◆ The task
Locate the word "type" in the entries below, then gather every line that holds it.

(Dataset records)

— Start —

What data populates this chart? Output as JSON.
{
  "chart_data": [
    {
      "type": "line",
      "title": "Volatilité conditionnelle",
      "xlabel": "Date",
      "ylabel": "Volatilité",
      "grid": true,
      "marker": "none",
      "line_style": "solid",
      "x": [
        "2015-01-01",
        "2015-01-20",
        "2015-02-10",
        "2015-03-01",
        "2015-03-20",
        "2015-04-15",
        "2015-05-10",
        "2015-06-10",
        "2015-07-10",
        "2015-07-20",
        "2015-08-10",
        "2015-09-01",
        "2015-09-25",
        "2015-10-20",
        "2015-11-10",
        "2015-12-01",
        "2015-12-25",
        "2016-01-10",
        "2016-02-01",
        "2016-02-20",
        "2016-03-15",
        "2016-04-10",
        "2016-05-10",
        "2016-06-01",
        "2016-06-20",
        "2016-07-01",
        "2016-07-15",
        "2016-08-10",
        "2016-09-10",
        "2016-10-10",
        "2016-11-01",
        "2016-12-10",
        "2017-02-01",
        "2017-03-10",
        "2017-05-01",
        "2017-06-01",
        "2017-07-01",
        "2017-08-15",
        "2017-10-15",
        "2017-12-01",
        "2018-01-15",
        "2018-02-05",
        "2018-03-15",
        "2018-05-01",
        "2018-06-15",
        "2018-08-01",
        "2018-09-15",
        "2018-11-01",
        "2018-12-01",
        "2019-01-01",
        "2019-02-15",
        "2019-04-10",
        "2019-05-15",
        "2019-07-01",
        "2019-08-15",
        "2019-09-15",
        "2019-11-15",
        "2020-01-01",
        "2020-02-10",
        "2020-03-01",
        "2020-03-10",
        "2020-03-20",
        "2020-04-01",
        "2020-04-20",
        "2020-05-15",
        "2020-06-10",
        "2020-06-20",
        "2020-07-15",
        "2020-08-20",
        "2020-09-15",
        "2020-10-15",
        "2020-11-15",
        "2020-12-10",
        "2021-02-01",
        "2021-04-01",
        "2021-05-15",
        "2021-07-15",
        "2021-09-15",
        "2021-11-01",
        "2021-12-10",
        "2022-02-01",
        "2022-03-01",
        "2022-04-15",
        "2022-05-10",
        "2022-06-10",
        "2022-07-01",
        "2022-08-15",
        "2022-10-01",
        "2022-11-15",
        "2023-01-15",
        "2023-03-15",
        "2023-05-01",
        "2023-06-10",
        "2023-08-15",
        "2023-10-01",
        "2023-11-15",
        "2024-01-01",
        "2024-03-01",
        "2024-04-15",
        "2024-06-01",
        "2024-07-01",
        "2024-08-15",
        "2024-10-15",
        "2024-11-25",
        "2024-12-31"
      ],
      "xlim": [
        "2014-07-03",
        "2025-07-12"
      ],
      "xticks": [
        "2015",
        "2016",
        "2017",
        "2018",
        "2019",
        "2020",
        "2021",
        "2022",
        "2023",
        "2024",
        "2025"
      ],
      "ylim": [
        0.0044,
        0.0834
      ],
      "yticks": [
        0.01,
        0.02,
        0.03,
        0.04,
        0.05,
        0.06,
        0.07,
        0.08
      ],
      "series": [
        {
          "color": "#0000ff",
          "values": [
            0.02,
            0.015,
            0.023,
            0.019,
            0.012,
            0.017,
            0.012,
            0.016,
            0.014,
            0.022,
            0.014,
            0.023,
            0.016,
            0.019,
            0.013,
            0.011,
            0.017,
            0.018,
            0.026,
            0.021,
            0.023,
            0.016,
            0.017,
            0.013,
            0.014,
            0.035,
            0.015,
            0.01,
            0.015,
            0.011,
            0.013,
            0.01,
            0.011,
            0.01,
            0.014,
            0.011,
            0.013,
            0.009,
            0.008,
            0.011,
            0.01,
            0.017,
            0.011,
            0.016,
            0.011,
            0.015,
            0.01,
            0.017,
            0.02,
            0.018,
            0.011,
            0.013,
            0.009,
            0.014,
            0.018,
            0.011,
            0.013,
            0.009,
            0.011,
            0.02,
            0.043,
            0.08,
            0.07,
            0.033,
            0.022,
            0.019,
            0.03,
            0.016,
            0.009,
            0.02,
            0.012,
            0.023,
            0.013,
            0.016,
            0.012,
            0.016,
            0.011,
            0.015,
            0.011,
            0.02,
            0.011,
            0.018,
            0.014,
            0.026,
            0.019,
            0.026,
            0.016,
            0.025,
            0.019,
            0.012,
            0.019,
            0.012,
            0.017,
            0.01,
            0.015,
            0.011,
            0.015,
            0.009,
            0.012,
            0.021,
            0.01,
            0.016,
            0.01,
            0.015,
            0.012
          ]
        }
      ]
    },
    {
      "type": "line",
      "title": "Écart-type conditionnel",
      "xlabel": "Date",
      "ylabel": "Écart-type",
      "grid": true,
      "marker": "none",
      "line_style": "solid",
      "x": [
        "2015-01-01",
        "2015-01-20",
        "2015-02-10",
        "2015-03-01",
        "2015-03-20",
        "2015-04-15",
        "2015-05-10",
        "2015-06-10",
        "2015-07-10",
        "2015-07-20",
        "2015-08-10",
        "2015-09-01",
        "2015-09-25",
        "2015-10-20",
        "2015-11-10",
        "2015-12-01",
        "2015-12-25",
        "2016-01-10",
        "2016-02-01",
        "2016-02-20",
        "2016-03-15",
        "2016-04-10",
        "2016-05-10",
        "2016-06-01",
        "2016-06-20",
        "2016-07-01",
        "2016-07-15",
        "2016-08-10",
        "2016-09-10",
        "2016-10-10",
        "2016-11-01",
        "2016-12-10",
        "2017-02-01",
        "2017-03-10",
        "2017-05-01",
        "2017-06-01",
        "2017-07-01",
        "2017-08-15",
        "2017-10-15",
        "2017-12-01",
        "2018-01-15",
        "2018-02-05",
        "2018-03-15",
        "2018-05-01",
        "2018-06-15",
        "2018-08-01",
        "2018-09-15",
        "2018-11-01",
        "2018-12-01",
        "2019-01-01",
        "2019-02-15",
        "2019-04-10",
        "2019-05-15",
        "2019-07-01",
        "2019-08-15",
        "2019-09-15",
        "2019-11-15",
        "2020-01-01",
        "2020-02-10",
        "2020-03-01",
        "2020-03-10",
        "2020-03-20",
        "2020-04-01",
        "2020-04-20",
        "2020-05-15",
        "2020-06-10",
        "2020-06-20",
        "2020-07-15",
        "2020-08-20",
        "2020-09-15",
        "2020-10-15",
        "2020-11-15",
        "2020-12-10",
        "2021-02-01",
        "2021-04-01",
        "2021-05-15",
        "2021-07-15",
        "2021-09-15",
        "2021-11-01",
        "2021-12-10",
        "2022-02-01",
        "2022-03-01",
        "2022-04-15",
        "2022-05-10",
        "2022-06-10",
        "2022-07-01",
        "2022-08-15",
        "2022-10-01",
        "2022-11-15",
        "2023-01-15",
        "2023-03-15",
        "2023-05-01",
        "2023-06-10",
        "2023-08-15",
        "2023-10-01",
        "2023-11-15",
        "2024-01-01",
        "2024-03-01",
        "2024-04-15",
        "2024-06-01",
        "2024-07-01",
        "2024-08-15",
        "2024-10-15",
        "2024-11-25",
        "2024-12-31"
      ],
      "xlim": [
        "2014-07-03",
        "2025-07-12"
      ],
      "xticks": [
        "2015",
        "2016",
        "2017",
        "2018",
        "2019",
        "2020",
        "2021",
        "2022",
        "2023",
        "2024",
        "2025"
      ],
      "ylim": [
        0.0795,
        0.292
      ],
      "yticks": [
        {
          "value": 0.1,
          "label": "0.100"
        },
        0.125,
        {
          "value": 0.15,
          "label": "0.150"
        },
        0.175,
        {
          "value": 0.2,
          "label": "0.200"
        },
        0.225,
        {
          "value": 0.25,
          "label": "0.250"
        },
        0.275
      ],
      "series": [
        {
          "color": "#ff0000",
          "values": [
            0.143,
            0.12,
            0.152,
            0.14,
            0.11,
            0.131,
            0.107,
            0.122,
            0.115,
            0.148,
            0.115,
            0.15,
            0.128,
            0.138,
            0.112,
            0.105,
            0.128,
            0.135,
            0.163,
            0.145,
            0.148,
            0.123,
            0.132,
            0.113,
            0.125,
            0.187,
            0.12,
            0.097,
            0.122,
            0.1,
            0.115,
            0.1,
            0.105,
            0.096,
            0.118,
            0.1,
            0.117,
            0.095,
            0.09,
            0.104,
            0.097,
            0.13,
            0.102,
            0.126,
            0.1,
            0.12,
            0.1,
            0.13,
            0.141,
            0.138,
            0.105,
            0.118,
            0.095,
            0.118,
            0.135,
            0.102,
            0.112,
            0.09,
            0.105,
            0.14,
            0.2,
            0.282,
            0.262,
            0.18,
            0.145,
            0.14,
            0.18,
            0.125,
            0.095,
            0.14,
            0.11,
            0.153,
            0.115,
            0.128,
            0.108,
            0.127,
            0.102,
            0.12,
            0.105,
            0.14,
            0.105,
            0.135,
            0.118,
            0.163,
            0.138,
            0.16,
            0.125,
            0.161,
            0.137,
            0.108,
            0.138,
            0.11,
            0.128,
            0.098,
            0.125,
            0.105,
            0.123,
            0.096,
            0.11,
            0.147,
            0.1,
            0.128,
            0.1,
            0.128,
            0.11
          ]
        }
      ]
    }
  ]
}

— End —

◆ Response below
      "type": "line",
      "type": "line",
      "title": "Écart-type conditionnel",
      "ylabel": "Écart-type",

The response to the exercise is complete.